Your objective: Beginning at the line containing "Read this page and output its text content." and continuing to the end of the records below, give each line again exactly as it stands, and only those lines.

Material supplied:
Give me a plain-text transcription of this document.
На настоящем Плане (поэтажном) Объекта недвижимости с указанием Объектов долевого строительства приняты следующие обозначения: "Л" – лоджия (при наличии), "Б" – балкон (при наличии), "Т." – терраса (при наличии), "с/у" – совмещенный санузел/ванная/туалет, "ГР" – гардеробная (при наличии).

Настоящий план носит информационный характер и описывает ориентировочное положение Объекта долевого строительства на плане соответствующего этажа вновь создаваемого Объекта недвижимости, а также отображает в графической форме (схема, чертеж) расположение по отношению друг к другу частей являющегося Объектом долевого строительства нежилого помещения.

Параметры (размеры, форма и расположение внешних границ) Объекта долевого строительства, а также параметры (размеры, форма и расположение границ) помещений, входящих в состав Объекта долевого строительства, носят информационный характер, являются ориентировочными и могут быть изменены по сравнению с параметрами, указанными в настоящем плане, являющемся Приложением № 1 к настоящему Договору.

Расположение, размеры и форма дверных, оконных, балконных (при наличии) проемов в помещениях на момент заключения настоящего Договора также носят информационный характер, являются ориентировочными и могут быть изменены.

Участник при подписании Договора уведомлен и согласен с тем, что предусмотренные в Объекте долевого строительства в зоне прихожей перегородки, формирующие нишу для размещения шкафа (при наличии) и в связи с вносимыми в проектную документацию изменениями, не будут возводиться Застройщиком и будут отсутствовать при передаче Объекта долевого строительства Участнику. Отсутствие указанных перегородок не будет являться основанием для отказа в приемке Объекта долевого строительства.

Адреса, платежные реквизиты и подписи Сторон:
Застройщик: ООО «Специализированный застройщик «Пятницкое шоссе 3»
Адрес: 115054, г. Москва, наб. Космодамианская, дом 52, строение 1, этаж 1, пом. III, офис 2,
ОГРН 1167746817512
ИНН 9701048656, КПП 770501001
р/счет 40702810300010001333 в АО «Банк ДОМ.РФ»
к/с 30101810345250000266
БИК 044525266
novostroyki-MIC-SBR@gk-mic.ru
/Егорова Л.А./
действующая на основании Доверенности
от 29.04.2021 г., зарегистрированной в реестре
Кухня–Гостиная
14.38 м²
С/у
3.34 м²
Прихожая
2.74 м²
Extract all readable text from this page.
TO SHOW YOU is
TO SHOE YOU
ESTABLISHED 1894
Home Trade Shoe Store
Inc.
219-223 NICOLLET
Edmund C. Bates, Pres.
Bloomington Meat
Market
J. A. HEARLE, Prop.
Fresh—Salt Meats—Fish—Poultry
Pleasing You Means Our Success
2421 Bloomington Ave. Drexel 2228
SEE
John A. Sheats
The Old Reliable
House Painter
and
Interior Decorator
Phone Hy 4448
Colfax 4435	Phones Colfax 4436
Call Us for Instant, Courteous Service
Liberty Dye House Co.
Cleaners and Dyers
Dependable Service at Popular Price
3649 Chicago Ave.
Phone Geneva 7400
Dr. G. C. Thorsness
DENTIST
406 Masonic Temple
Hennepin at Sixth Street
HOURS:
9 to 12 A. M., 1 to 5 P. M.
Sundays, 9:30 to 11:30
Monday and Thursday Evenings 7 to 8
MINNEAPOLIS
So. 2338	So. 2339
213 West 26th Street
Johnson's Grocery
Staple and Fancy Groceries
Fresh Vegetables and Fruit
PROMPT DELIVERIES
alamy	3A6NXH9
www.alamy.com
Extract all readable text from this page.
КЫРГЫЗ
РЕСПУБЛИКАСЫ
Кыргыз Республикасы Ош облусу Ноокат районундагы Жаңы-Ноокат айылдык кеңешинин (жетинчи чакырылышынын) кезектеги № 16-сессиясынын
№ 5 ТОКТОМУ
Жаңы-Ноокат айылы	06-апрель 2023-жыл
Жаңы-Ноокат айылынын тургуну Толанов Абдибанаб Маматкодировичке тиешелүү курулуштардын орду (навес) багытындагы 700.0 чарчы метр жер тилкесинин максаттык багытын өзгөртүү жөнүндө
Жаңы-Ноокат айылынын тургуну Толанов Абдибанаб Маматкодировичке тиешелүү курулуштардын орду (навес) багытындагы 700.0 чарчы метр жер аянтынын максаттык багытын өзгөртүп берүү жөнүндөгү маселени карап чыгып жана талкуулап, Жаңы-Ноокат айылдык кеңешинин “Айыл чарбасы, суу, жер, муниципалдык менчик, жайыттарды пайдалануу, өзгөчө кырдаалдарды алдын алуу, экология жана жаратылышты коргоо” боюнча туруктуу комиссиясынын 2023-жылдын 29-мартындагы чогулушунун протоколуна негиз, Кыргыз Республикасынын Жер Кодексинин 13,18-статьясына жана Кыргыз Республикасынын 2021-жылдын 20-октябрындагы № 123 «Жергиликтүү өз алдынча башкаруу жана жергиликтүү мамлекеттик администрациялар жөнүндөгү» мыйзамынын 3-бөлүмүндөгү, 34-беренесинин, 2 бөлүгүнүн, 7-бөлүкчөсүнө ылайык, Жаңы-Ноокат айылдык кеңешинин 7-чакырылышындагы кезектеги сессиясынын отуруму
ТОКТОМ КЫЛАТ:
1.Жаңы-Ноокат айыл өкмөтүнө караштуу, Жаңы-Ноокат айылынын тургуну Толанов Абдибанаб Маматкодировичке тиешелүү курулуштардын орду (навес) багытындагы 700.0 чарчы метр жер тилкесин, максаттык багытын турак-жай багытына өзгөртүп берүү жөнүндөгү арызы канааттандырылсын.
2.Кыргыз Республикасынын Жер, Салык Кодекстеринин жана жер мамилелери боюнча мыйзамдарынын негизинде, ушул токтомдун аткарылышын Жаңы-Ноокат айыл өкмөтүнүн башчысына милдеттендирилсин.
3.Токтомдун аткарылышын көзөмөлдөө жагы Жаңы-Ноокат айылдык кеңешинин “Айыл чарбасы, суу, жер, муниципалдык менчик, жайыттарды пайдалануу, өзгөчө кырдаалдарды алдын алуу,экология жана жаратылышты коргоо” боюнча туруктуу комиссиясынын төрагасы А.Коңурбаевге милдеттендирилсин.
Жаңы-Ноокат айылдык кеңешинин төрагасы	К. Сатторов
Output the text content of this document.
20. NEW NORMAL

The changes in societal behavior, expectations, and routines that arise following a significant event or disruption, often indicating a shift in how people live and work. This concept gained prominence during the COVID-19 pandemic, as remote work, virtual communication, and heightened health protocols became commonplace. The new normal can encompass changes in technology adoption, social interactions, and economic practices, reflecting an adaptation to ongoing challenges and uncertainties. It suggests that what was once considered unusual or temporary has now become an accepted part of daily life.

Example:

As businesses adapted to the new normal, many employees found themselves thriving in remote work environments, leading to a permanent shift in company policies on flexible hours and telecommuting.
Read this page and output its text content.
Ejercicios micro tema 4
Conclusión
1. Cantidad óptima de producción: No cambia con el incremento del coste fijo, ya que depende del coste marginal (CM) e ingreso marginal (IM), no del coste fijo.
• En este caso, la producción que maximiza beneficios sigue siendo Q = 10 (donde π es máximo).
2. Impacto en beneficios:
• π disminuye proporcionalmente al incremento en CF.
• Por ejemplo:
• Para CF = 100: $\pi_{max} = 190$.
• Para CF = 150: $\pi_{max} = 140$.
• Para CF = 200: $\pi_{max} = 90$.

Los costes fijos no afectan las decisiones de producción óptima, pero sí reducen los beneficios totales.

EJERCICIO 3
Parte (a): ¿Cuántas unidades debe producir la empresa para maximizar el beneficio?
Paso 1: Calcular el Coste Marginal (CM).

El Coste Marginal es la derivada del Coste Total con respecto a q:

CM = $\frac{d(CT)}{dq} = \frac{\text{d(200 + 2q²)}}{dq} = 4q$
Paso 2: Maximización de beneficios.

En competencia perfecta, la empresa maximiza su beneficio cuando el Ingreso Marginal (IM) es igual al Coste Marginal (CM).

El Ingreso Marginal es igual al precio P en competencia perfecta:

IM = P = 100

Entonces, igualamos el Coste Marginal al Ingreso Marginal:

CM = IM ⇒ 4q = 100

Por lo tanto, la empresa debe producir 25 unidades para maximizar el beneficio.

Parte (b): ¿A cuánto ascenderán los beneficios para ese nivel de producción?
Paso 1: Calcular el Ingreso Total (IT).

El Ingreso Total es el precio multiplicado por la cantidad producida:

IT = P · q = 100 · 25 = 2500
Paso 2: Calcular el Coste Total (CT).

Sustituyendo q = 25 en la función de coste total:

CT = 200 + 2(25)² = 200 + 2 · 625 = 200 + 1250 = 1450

The response:
Read this page and output its text content.
Ejercicios micro tema 4
Conclusión
1. Cantidad óptima de producción: No cambia con el incremento del coste fijo, ya que depende del coste marginal (CM) e ingreso marginal (IM), no del coste fijo.
• En este caso, la producción que maximiza beneficios sigue siendo Q = 10 (donde π es máximo).
2. Impacto en beneficios:
• π disminuye proporcionalmente al incremento en CF.
• Por ejemplo:
• Para CF = 100: $\pi_{max} = 190$.
• Para CF = 150: $\pi_{max} = 140$.
• Para CF = 200: $\pi_{max} = 90$.

Los costes fijos no afectan las decisiones de producción óptima, pero sí reducen los beneficios totales.

EJERCICIO 3
Parte (a): ¿Cuántas unidades debe producir la empresa para maximizar el beneficio?
Paso 1: Calcular el Coste Marginal (CM).

El Coste Marginal es la derivada del Coste Total con respecto a q:

CM = $\frac{d(CT)}{dq} = \frac{\text{d(200 + 2q²)}}{dq} = 4q$
Paso 2: Maximización de beneficios.

En competencia perfecta, la empresa maximiza su beneficio cuando el Ingreso Marginal (IM) es igual al Coste Marginal (CM).

El Ingreso Marginal es igual al precio P en competencia perfecta:

IM = P = 100

Entonces, igualamos el Coste Marginal al Ingreso Marginal:

CM = IM ⇒ 4q = 100

Por lo tanto, la empresa debe producir 25 unidades para maximizar el beneficio.

Parte (b): ¿A cuánto ascenderán los beneficios para ese nivel de producción?
Paso 1: Calcular el Ingreso Total (IT).

El Ingreso Total es el precio multiplicado por la cantidad producida:

IT = P · q = 100 · 25 = 2500
Paso 2: Calcular el Coste Total (CT).

Sustituyendo q = 25 en la función de coste total:

CT = 200 + 2(25)² = 200 + 2 · 625 = 200 + 1250 = 1450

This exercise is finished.